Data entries
## START

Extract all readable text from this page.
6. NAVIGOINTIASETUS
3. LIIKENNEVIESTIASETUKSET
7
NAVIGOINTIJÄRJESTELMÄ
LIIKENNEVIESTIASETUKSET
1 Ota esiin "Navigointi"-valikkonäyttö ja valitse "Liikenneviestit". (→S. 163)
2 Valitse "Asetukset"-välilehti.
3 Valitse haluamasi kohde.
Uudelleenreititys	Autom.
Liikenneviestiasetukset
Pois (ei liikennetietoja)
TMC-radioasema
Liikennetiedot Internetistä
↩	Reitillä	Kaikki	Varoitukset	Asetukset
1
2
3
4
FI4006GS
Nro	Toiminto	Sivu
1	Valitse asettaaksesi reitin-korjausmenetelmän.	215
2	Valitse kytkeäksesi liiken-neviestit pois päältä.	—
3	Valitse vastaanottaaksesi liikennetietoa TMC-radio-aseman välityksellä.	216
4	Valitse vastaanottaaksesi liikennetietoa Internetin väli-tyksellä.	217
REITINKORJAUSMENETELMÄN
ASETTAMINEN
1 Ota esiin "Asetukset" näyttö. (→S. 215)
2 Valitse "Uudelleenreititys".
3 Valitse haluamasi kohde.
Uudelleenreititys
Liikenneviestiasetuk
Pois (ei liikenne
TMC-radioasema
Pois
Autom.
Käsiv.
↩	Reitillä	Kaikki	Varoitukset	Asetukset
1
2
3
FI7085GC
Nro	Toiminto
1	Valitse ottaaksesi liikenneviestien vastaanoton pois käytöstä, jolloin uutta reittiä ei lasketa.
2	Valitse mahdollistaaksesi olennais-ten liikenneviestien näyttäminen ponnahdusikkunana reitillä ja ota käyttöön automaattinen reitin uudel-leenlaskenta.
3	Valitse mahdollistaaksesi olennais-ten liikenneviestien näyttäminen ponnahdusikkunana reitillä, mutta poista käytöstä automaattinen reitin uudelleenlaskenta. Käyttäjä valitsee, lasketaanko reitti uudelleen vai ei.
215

## END
## START

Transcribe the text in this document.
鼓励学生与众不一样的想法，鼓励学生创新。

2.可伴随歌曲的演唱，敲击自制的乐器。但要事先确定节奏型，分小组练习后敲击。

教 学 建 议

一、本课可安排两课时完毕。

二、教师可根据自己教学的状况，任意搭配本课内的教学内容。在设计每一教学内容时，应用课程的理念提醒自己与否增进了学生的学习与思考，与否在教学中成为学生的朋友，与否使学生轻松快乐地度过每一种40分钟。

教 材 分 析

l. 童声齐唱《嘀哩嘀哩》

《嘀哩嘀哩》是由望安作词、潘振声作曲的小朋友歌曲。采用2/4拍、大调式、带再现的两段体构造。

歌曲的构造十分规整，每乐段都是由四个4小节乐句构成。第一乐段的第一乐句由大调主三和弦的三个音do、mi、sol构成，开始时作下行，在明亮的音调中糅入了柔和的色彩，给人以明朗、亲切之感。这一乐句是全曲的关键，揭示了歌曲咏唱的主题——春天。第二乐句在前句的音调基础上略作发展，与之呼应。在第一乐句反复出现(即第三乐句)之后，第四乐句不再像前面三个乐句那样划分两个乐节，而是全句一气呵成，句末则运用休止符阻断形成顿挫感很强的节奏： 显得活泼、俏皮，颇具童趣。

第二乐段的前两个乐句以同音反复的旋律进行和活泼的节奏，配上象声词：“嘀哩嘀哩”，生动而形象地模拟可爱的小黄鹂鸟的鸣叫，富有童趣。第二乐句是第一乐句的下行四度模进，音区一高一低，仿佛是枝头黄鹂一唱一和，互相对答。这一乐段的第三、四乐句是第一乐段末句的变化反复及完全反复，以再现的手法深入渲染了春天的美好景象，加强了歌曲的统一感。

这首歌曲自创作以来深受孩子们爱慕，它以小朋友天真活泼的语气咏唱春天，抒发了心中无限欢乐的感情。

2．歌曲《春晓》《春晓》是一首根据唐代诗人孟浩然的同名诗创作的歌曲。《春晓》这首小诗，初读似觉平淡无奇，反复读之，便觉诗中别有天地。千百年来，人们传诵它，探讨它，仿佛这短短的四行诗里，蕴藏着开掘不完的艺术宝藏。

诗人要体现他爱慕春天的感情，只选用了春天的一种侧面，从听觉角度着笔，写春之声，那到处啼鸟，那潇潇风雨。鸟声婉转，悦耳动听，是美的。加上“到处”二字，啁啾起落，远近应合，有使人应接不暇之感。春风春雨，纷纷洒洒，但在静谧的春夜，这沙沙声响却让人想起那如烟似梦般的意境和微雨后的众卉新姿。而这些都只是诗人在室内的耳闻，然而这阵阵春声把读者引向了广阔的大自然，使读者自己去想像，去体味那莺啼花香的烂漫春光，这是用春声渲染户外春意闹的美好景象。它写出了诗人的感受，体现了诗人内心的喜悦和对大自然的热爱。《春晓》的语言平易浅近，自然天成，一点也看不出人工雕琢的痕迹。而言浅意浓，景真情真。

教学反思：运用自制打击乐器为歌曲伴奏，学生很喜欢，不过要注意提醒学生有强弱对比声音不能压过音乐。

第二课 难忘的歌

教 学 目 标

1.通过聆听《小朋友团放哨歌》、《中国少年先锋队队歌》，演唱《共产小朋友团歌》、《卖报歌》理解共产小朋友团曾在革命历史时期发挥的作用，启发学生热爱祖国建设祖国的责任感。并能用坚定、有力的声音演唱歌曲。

## END
## START

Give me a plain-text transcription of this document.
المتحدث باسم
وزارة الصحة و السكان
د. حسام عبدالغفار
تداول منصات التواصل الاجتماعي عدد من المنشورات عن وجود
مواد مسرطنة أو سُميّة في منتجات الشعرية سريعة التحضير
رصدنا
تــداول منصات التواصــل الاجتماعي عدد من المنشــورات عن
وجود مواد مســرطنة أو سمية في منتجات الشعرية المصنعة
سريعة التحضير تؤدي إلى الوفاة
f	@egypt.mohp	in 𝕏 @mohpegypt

## END

TASK STATEMENT
Look over the listing above. Pick out and copy every line that includes "liikennetietoa".

RESPONSE
3	Valitse vastaanottaaksesi liikennetietoa TMC-radio-aseman välityksellä.	216
4	Valitse vastaanottaaksesi liikennetietoa Internetin väli-tyksellä.	217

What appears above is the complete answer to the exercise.